>> begin DATASET RECORDS

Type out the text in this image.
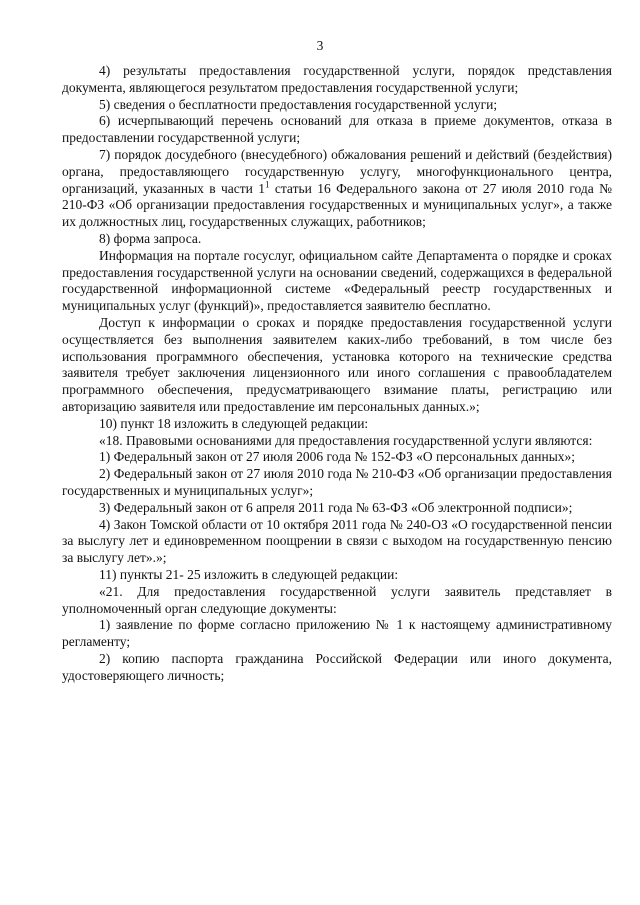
3

4) результаты предоставления государственной услуги, порядок представления документа, являющегося результатом предоставления государственной услуги;

5) сведения о бесплатности предоставления государственной услуги;

6) исчерпывающий перечень оснований для отказа в приеме документов, отказа в предоставлении государственной услуги;

7) порядок досудебного (внесудебного) обжалования решений и действий (бездействия) органа, предоставляющего государственную услугу, многофункционального центра, организаций, указанных в части $1^1$ статьи 16 Федерального закона от 27 июля 2010 года № 210-ФЗ «Об организации предоставления государственных и муниципальных услуг», а также их должностных лиц, государственных служащих, работников;

8) форма запроса.

Информация на портале госуслуг, официальном сайте Департамента о порядке и сроках предоставления государственной услуги на основании сведений, содержащихся в федеральной государственной информационной системе «Федеральный реестр государственных и муниципальных услуг (функций)», предоставляется заявителю бесплатно.

Доступ к информации о сроках и порядке предоставления государственной услуги осуществляется без выполнения заявителем каких-либо требований, в том числе без использования программного обеспечения, установка которого на технические средства заявителя требует заключения лицензионного или иного соглашения с правообладателем программного обеспечения, предусматривающего взимание платы, регистрацию или авторизацию заявителя или предоставление им персональных данных.»;

10) пункт 18 изложить в следующей редакции:

«18. Правовыми основаниями для предоставления государственной услуги являются:

1) Федеральный закон от 27 июля 2006 года № 152-ФЗ «О персональных данных»;

2) Федеральный закон от 27 июля 2010 года № 210-ФЗ «Об организации предоставления государственных и муниципальных услуг»;

3) Федеральный закон от 6 апреля 2011 года № 63-ФЗ «Об электронной подписи»;

4) Закон Томской области от 10 октября 2011 года № 240-ОЗ «О государственной пенсии за выслугу лет и единовременном поощрении в связи с выходом на государственную пенсию за выслугу лет».»;

11) пункты 21- 25 изложить в следующей редакции:

«21. Для предоставления государственной услуги заявитель представляет в уполномоченный орган следующие документы:

1) заявление по форме согласно приложению № 1 к настоящему административному регламенту;

2) копию паспорта гражданина Российской Федерации или иного документа, удостоверяющего личность;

>> end DATASET RECORDS

Your copy should repeat each entry above exactly but contain no pictures.

* ANSWER TO THIS EXERCISE
Type out the text in this image.
3

4) результаты предоставления государственной услуги, порядок представления документа, являющегося результатом предоставления государственной услуги;

5) сведения о бесплатности предоставления государственной услуги;

6) исчерпывающий перечень оснований для отказа в приеме документов, отказа в предоставлении государственной услуги;

7) порядок досудебного (внесудебного) обжалования решений и действий (бездействия) органа, предоставляющего государственную услугу, многофункционального центра, организаций, указанных в части $1^1$ статьи 16 Федерального закона от 27 июля 2010 года № 210-ФЗ «Об организации предоставления государственных и муниципальных услуг», а также их должностных лиц, государственных служащих, работников;

8) форма запроса.

Информация на портале госуслуг, официальном сайте Департамента о порядке и сроках предоставления государственной услуги на основании сведений, содержащихся в федеральной государственной информационной системе «Федеральный реестр государственных и муниципальных услуг (функций)», предоставляется заявителю бесплатно.

Доступ к информации о сроках и порядке предоставления государственной услуги осуществляется без выполнения заявителем каких-либо требований, в том числе без использования программного обеспечения, установка которого на технические средства заявителя требует заключения лицензионного или иного соглашения с правообладателем программного обеспечения, предусматривающего взимание платы, регистрацию или авторизацию заявителя или предоставление им персональных данных.»;

10) пункт 18 изложить в следующей редакции:

«18. Правовыми основаниями для предоставления государственной услуги являются:

1) Федеральный закон от 27 июля 2006 года № 152-ФЗ «О персональных данных»;

2) Федеральный закон от 27 июля 2010 года № 210-ФЗ «Об организации предоставления государственных и муниципальных услуг»;

3) Федеральный закон от 6 апреля 2011 года № 63-ФЗ «Об электронной подписи»;

4) Закон Томской области от 10 октября 2011 года № 240-ОЗ «О государственной пенсии за выслугу лет и единовременном поощрении в связи с выходом на государственную пенсию за выслугу лет».»;

11) пункты 21- 25 изложить в следующей редакции:

«21. Для предоставления государственной услуги заявитель представляет в уполномоченный орган следующие документы:

1) заявление по форме согласно приложению № 1 к настоящему административному регламенту;

2) копию паспорта гражданина Российской Федерации или иного документа, удостоверяющего личность;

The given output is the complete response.